WRITTEN EXERCISE -
Lines that hold the word "Paid" should be located and copied.

RECORD EXCERPTS -
■ ■ ■ ■ ■
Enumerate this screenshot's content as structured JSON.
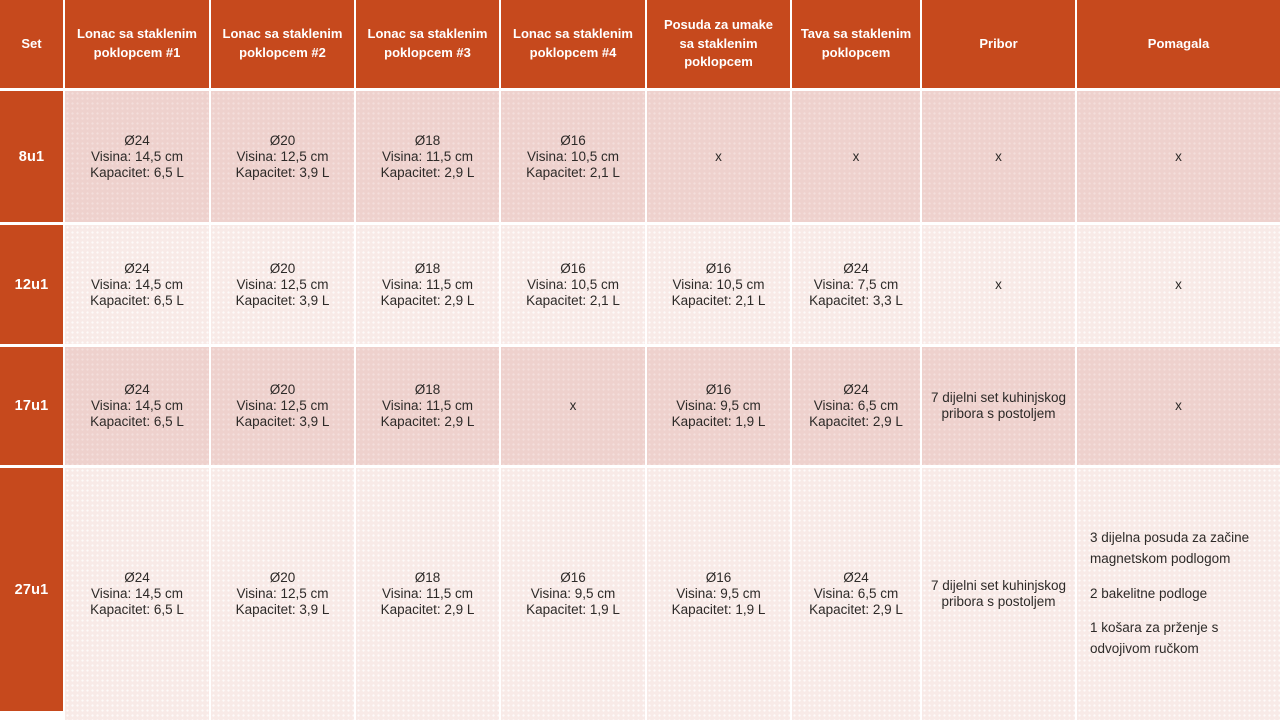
{
  "colors": {
    "accent_orange": "#c6491d",
    "row_tint_dark": "#eed1cd",
    "row_tint_light": "#f8eae7",
    "header_text": "#ffffff",
    "body_text": "#2d2a28"
  },
  "chart_data": {
    "type": "table",
    "columns": [
      "Set",
      "Lonac sa staklenim poklopcem #1",
      "Lonac sa staklenim poklopcem #2",
      "Lonac sa staklenim poklopcem #3",
      "Lonac sa staklenim poklopcem #4",
      "Posuda za umake sa staklenim poklopcem",
      "Tava sa staklenim poklopcem",
      "Pribor",
      "Pomagala"
    ],
    "rows": [
      {
        "set": "8u1",
        "cells": [
          {
            "lines": [
              "Ø24",
              "Visina: 14,5 cm",
              "Kapacitet: 6,5 L"
            ]
          },
          {
            "lines": [
              "Ø20",
              "Visina: 12,5 cm",
              "Kapacitet: 3,9 L"
            ]
          },
          {
            "lines": [
              "Ø18",
              "Visina: 11,5 cm",
              "Kapacitet: 2,9 L"
            ]
          },
          {
            "lines": [
              "Ø16",
              "Visina: 10,5 cm",
              "Kapacitet: 2,1 L"
            ]
          },
          {
            "lines": [
              "x"
            ]
          },
          {
            "lines": [
              "x"
            ]
          },
          {
            "lines": [
              "x"
            ]
          },
          {
            "lines": [
              "x"
            ]
          }
        ]
      },
      {
        "set": "12u1",
        "cells": [
          {
            "lines": [
              "Ø24",
              "Visina: 14,5 cm",
              "Kapacitet: 6,5 L"
            ]
          },
          {
            "lines": [
              "Ø20",
              "Visina: 12,5 cm",
              "Kapacitet: 3,9 L"
            ]
          },
          {
            "lines": [
              "Ø18",
              "Visina: 11,5 cm",
              "Kapacitet: 2,9 L"
            ]
          },
          {
            "lines": [
              "Ø16",
              "Visina: 10,5 cm",
              "Kapacitet: 2,1 L"
            ]
          },
          {
            "lines": [
              "Ø16",
              "Visina: 10,5 cm",
              "Kapacitet: 2,1 L"
            ]
          },
          {
            "lines": [
              "Ø24",
              "Visina: 7,5 cm",
              "Kapacitet: 3,3 L"
            ]
          },
          {
            "lines": [
              "x"
            ]
          },
          {
            "lines": [
              "x"
            ]
          }
        ]
      },
      {
        "set": "17u1",
        "cells": [
          {
            "lines": [
              "Ø24",
              "Visina: 14,5 cm",
              "Kapacitet: 6,5 L"
            ]
          },
          {
            "lines": [
              "Ø20",
              "Visina: 12,5 cm",
              "Kapacitet: 3,9 L"
            ]
          },
          {
            "lines": [
              "Ø18",
              "Visina: 11,5 cm",
              "Kapacitet: 2,9 L"
            ]
          },
          {
            "lines": [
              "x"
            ]
          },
          {
            "lines": [
              "Ø16",
              "Visina: 9,5 cm",
              "Kapacitet: 1,9 L"
            ]
          },
          {
            "lines": [
              "Ø24",
              "Visina: 6,5 cm",
              "Kapacitet: 2,9 L"
            ]
          },
          {
            "text": "7 dijelni set kuhinjskog pribora s postoljem"
          },
          {
            "lines": [
              "x"
            ]
          }
        ]
      },
      {
        "set": "27u1",
        "cells": [
          {
            "lines": [
              "Ø24",
              "Visina: 14,5 cm",
              "Kapacitet: 6,5 L"
            ]
          },
          {
            "lines": [
              "Ø20",
              "Visina: 12,5 cm",
              "Kapacitet: 3,9 L"
            ]
          },
          {
            "lines": [
              "Ø18",
              "Visina: 11,5 cm",
              "Kapacitet: 2,9 L"
            ]
          },
          {
            "lines": [
              "Ø16",
              "Visina: 9,5 cm",
              "Kapacitet: 1,9 L"
            ]
          },
          {
            "lines": [
              "Ø16",
              "Visina: 9,5 cm",
              "Kapacitet: 1,9 L"
            ]
          },
          {
            "lines": [
              "Ø24",
              "Visina: 6,5 cm",
              "Kapacitet: 2,9 L"
            ]
          },
          {
            "text": "7 dijelni set kuhinjskog pribora s postoljem"
          },
          {
            "paragraphs": [
              "3 dijelna posuda za začine magnetskom podlogom",
              "2 bakelitne podloge",
              "1 košara za prženje s odvojivom ručkom"
            ]
          }
        ]
      }
    ]
  }
}
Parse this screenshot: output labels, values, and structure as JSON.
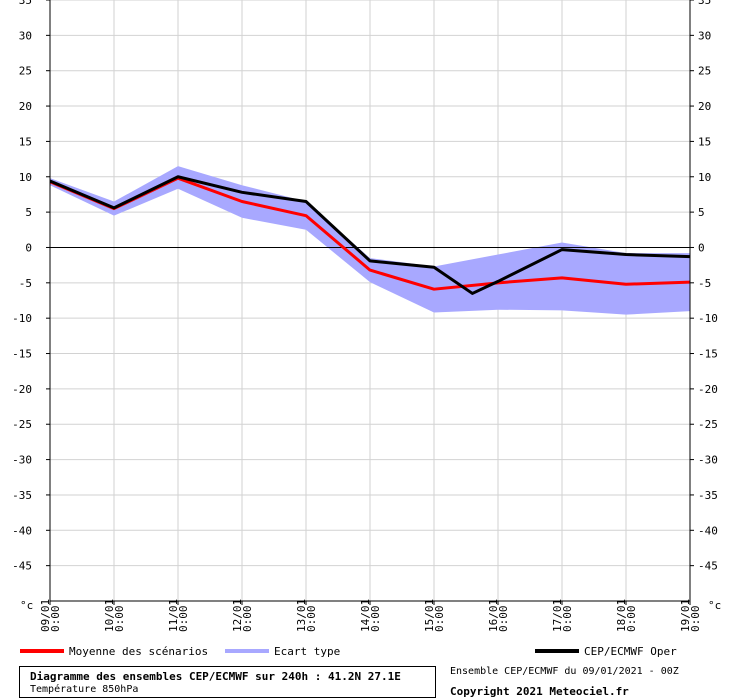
{
  "chart_data": {
    "type": "line",
    "title": "Diagramme des ensembles CEP/ECMWF sur 240h : 41.2N 27.1E",
    "subtitle": "Température 850hPa",
    "ylabel": "°c",
    "ylim": [
      -50,
      35
    ],
    "yticks": [
      35,
      30,
      25,
      20,
      15,
      10,
      5,
      0,
      -5,
      -10,
      -15,
      -20,
      -25,
      -30,
      -35,
      -40,
      -45
    ],
    "x_date_labels": [
      "09/01",
      "10/01",
      "11/01",
      "12/01",
      "13/01",
      "14/01",
      "15/01",
      "16/01",
      "17/01",
      "18/01",
      "19/01"
    ],
    "x_time_label": "0:00",
    "series": [
      {
        "name": "Moyenne des scénarios",
        "color": "#ff0000",
        "x": [
          0,
          1,
          2,
          3,
          4,
          5,
          6,
          7,
          8,
          9,
          10
        ],
        "values": [
          9.3,
          5.5,
          9.8,
          6.5,
          4.5,
          -3.2,
          -5.9,
          -5.0,
          -4.3,
          -5.2,
          -4.9
        ]
      },
      {
        "name": "Ecart type",
        "color": "#a8a8ff",
        "x": [
          0,
          1,
          2,
          3,
          4,
          5,
          6,
          7,
          8,
          9,
          10
        ],
        "upper": [
          9.8,
          6.5,
          11.5,
          8.8,
          6.5,
          -1.5,
          -2.7,
          -1.0,
          0.7,
          -0.8,
          -0.8
        ],
        "lower": [
          8.8,
          4.5,
          8.3,
          4.2,
          2.5,
          -4.9,
          -9.2,
          -8.8,
          -8.9,
          -9.5,
          -9.0
        ]
      },
      {
        "name": "CEP/ECMWF Oper",
        "color": "#000000",
        "x": [
          0,
          1,
          2,
          3,
          4,
          5,
          6,
          6.6,
          7,
          8,
          9,
          10
        ],
        "values": [
          9.4,
          5.6,
          10.0,
          7.8,
          6.5,
          -1.9,
          -2.8,
          -6.5,
          -4.8,
          -0.3,
          -1.0,
          -1.3
        ]
      }
    ],
    "footer": {
      "info": "Ensemble CEP/ECMWF du 09/01/2021 - 00Z",
      "copyright": "Copyright 2021 Meteociel.fr"
    }
  }
}
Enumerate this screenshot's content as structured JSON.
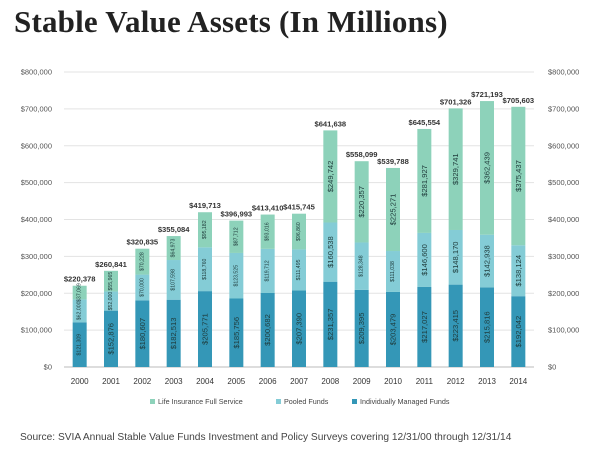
{
  "chart_data": {
    "type": "bar",
    "stacked": true,
    "title": "Stable Value Assets (In Millions)",
    "categories": [
      "2000",
      "2001",
      "2002",
      "2003",
      "2004",
      "2005",
      "2006",
      "2007",
      "2008",
      "2009",
      "2010",
      "2011",
      "2012",
      "2013",
      "2014"
    ],
    "series": [
      {
        "name": "Individually Managed Funds",
        "color": "#3497b7",
        "values": [
          121309,
          152876,
          180607,
          182513,
          205771,
          185756,
          200682,
          207390,
          231357,
          209395,
          203479,
          217027,
          223415,
          215816,
          192042
        ],
        "labels": [
          "$121,309",
          "$152,876",
          "$180,607",
          "$182,513",
          "$205,771",
          "$185,756",
          "$200,682",
          "$207,390",
          "$231,357",
          "$209,395",
          "$203,479",
          "$217,027",
          "$223,415",
          "$215,816",
          "$192,042"
        ]
      },
      {
        "name": "Pooled Funds",
        "color": "#84ccd6",
        "values": [
          62000,
          52000,
          70000,
          107598,
          118760,
          123525,
          119712,
          111495,
          160538,
          128348,
          111038,
          146600,
          148170,
          142938,
          138124
        ],
        "labels": [
          "$62,000",
          "$52,000",
          "$70,000",
          "$107,598",
          "$118,760",
          "$123,525",
          "$119,712",
          "$111,495",
          "$160,538",
          "$128,348",
          "$111,038",
          "$146,600",
          "$148,170",
          "$142,938",
          "$138,124"
        ]
      },
      {
        "name": "Life Insurance Full Service",
        "color": "#8dd2ba",
        "values": [
          37069,
          55965,
          70228,
          64973,
          95182,
          87712,
          93016,
          96860,
          249742,
          220357,
          225271,
          281927,
          329741,
          362439,
          375437
        ],
        "labels": [
          "$37,069",
          "$55,965",
          "$70,228",
          "$64,973",
          "$95,182",
          "$87,712",
          "$93,016",
          "$96,860",
          "$249,742",
          "$220,357",
          "$225,271",
          "$281,927",
          "$329,741",
          "$362,439",
          "$375,437"
        ]
      }
    ],
    "totals": [
      220378,
      260841,
      320835,
      355084,
      419713,
      396993,
      413410,
      415745,
      641638,
      558099,
      539788,
      645554,
      701326,
      721193,
      705603
    ],
    "total_labels": [
      "$220,378",
      "$260,841",
      "$320,835",
      "$355,084",
      "$419,713",
      "$396,993",
      "$413,410",
      "$415,745",
      "$641,638",
      "$558,099",
      "$539,788",
      "$645,554",
      "$701,326",
      "$721,193",
      "$705,603"
    ],
    "ylim": [
      0,
      800000
    ],
    "yticks": [
      0,
      100000,
      200000,
      300000,
      400000,
      500000,
      600000,
      700000,
      800000
    ],
    "ytick_labels": [
      "$0",
      "$100,000",
      "$200,000",
      "$300,000",
      "$400,000",
      "$500,000",
      "$600,000",
      "$700,000",
      "$800,000"
    ],
    "legend_order": [
      "Life Insurance Full Service",
      "Pooled Funds",
      "Individually Managed Funds"
    ],
    "legend_position": "bottom",
    "xlabel": "",
    "ylabel": ""
  },
  "source_text": "Source: SVIA Annual Stable Value Funds Investment and Policy Surveys covering 12/31/00 through 12/31/14"
}
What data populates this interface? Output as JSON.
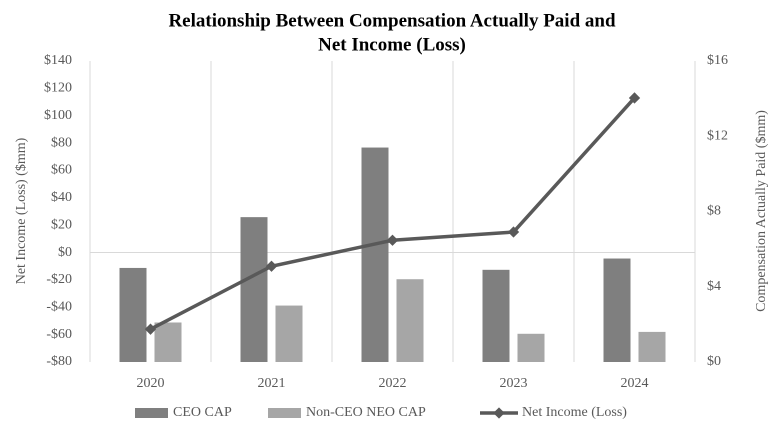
{
  "chart_data": {
    "type": "bar-line",
    "title": [
      "Relationship Between Compensation Actually Paid and",
      "Net Income (Loss)"
    ],
    "y_label": "Net Income (Loss) ($mm)",
    "y2_label": "Compensation Actually Paid ($mm)",
    "categories": [
      "2020",
      "2021",
      "2022",
      "2023",
      "2024"
    ],
    "ylim": [
      -80,
      140
    ],
    "yticks": [
      {
        "value": -80,
        "label": "-$80"
      },
      {
        "value": -60,
        "label": "-$60"
      },
      {
        "value": -40,
        "label": "-$40"
      },
      {
        "value": -20,
        "label": "-$20"
      },
      {
        "value": 0,
        "label": "$0"
      },
      {
        "value": 20,
        "label": "$20"
      },
      {
        "value": 40,
        "label": "$40"
      },
      {
        "value": 60,
        "label": "$60"
      },
      {
        "value": 80,
        "label": "$80"
      },
      {
        "value": 100,
        "label": "$100"
      },
      {
        "value": 120,
        "label": "$120"
      },
      {
        "value": 140,
        "label": "$140"
      }
    ],
    "y2lim": [
      0,
      16
    ],
    "y2ticks": [
      {
        "value": 0,
        "label": "$0"
      },
      {
        "value": 4,
        "label": "$4"
      },
      {
        "value": 8,
        "label": "$8"
      },
      {
        "value": 12,
        "label": "$12"
      },
      {
        "value": 16,
        "label": "$16"
      }
    ],
    "series": [
      {
        "name": "CEO CAP",
        "type": "bar",
        "axis": "y2",
        "color": "#7f7f7f",
        "values": [
          5.0,
          7.7,
          11.4,
          4.9,
          5.5
        ]
      },
      {
        "name": "Non-CEO NEO CAP",
        "type": "bar",
        "axis": "y2",
        "color": "#a6a6a6",
        "values": [
          2.1,
          3.0,
          4.4,
          1.5,
          1.6
        ]
      },
      {
        "name": "Net Income (Loss)",
        "type": "line",
        "axis": "y",
        "color": "#595959",
        "values": [
          -56,
          -10,
          9,
          15,
          113
        ]
      }
    ],
    "legend": "bottom"
  }
}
■ ■ ■ ■ ■
WRITTEN ANSWER -
      "Relationship Between Compensation Actually Paid and",
    "y2_label": "Compensation Actually Paid ($mm)",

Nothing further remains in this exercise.